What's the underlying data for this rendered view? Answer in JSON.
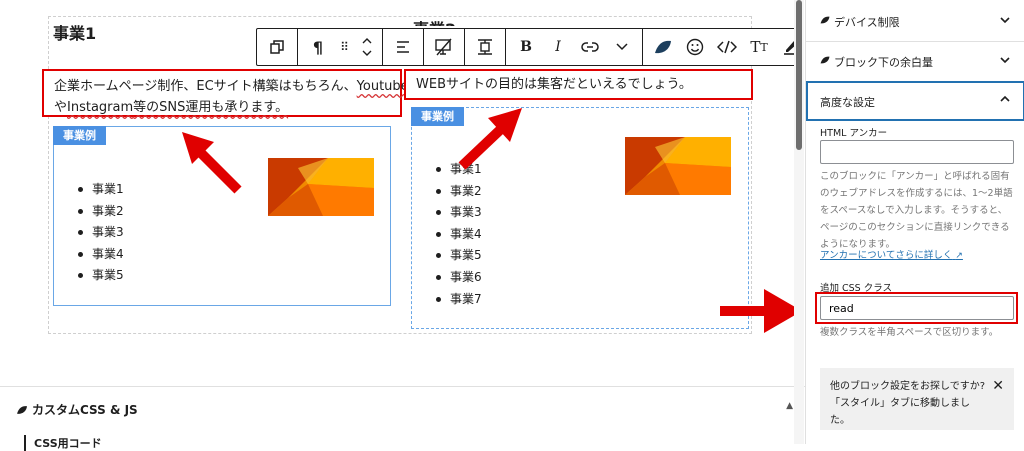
{
  "editor": {
    "col1": {
      "title": "事業1",
      "paragraph_line1_pre": "企業ホームページ制作、ECサイト構築はもちろん、",
      "paragraph_line1_link": "Youtube",
      "paragraph_line2_pre": "や",
      "paragraph_line2_link": "Instagram",
      "paragraph_line2_post": "等のSNS運用も承ります。",
      "box_label": "事業例",
      "list": [
        "事業1",
        "事業2",
        "事業3",
        "事業4",
        "事業5"
      ]
    },
    "col2": {
      "title_partial": "事業2",
      "paragraph": "WEBサイトの目的は集客だといえるでしょう。",
      "box_label": "事業例",
      "list": [
        "事業1",
        "事業2",
        "事業3",
        "事業4",
        "事業5",
        "事業6",
        "事業7"
      ]
    }
  },
  "toolbar": {
    "icons": [
      "transform-icon",
      "paragraph-icon",
      "drag-handle-icon",
      "move-updown-icon",
      "align-icon",
      "visibility-icon",
      "block-spacing-icon",
      "bold-icon",
      "italic-icon",
      "link-icon",
      "more-rich-text-icon",
      "leaf-icon",
      "emoji-icon",
      "code-icon",
      "text-size-icon",
      "highlighter-icon",
      "options-icon"
    ]
  },
  "custom_panel": {
    "title": "カスタムCSS & JS",
    "sub_label": "CSS用コード"
  },
  "sidebar": {
    "device_limit": "デバイス制限",
    "margin_below": "ブロック下の余白量",
    "advanced": "高度な設定",
    "html_anchor_label": "HTML アンカー",
    "html_anchor_value": "",
    "anchor_help": "このブロックに「アンカー」と呼ばれる固有のウェブアドレスを作成するには、1〜2単語をスペースなしで入力します。そうすると、ページのこのセクションに直接リンクできるようになります。",
    "anchor_link": "アンカーについてさらに詳しく",
    "css_class_label": "追加 CSS クラス",
    "css_class_value": "read",
    "css_class_help": "複数クラスを半角スペースで区切ります。",
    "notice": "他のブロック設定をお探しですか?「スタイル」タブに移動しました。"
  },
  "colors": {
    "highlight_red": "#e00000",
    "box_blue": "#4a90e2",
    "admin_blue": "#2271b1"
  }
}
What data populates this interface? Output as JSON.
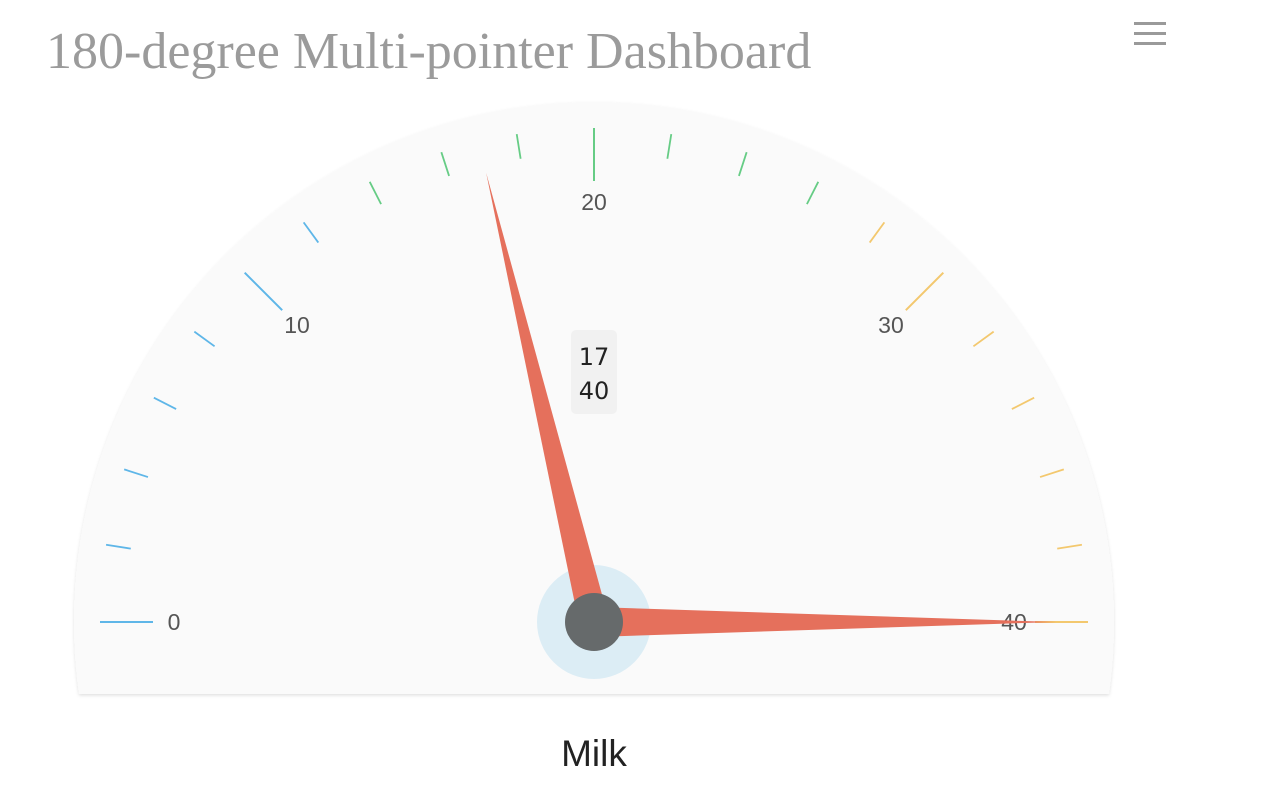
{
  "header": {
    "title": "180-degree Multi-pointer Dashboard",
    "menu_icon": "hamburger-menu-icon"
  },
  "chart_data": {
    "type": "gauge",
    "title": "180-degree Multi-pointer Dashboard",
    "min": 0,
    "max": 40,
    "start_angle_deg": 0,
    "end_angle_deg": 180,
    "major_ticks": [
      0,
      10,
      20,
      30,
      40
    ],
    "tick_labels": [
      "0",
      "10",
      "20",
      "30",
      "40"
    ],
    "minor_interval": 2,
    "bands": [
      {
        "from": 0,
        "to": 14,
        "color": "#5eb6e8"
      },
      {
        "from": 14,
        "to": 28,
        "color": "#66cc85"
      },
      {
        "from": 28,
        "to": 40,
        "color": "#f3c86e"
      }
    ],
    "series_name": "Milk",
    "pointers": [
      {
        "value": 17,
        "color": "#e5705c"
      },
      {
        "value": 40,
        "color": "#e5705c"
      }
    ],
    "value_labels": [
      "17",
      "40"
    ],
    "colors": {
      "face": "#fafafa",
      "hub": "#666a6b",
      "hub_halo": "#dcedf5",
      "label_box": "#f1f1f1"
    }
  }
}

» **DIRECTION**: Produce an exact copy of only those lines that run from the line with "What data populates" to the final line of the records, including both; exclude images.

» **EXPECTED ANSWER**:
What data populates this interface? Output as JSON.
{
  "header": {
    "title": "180-degree Multi-pointer Dashboard",
    "menu_icon": "hamburger-menu-icon"
  },
  "chart_data": {
    "type": "gauge",
    "title": "180-degree Multi-pointer Dashboard",
    "min": 0,
    "max": 40,
    "start_angle_deg": 0,
    "end_angle_deg": 180,
    "major_ticks": [
      0,
      10,
      20,
      30,
      40
    ],
    "tick_labels": [
      "0",
      "10",
      "20",
      "30",
      "40"
    ],
    "minor_interval": 2,
    "bands": [
      {
        "from": 0,
        "to": 14,
        "color": "#5eb6e8"
      },
      {
        "from": 14,
        "to": 28,
        "color": "#66cc85"
      },
      {
        "from": 28,
        "to": 40,
        "color": "#f3c86e"
      }
    ],
    "series_name": "Milk",
    "pointers": [
      {
        "value": 17,
        "color": "#e5705c"
      },
      {
        "value": 40,
        "color": "#e5705c"
      }
    ],
    "value_labels": [
      "17",
      "40"
    ],
    "colors": {
      "face": "#fafafa",
      "hub": "#666a6b",
      "hub_halo": "#dcedf5",
      "label_box": "#f1f1f1"
    }
  }
}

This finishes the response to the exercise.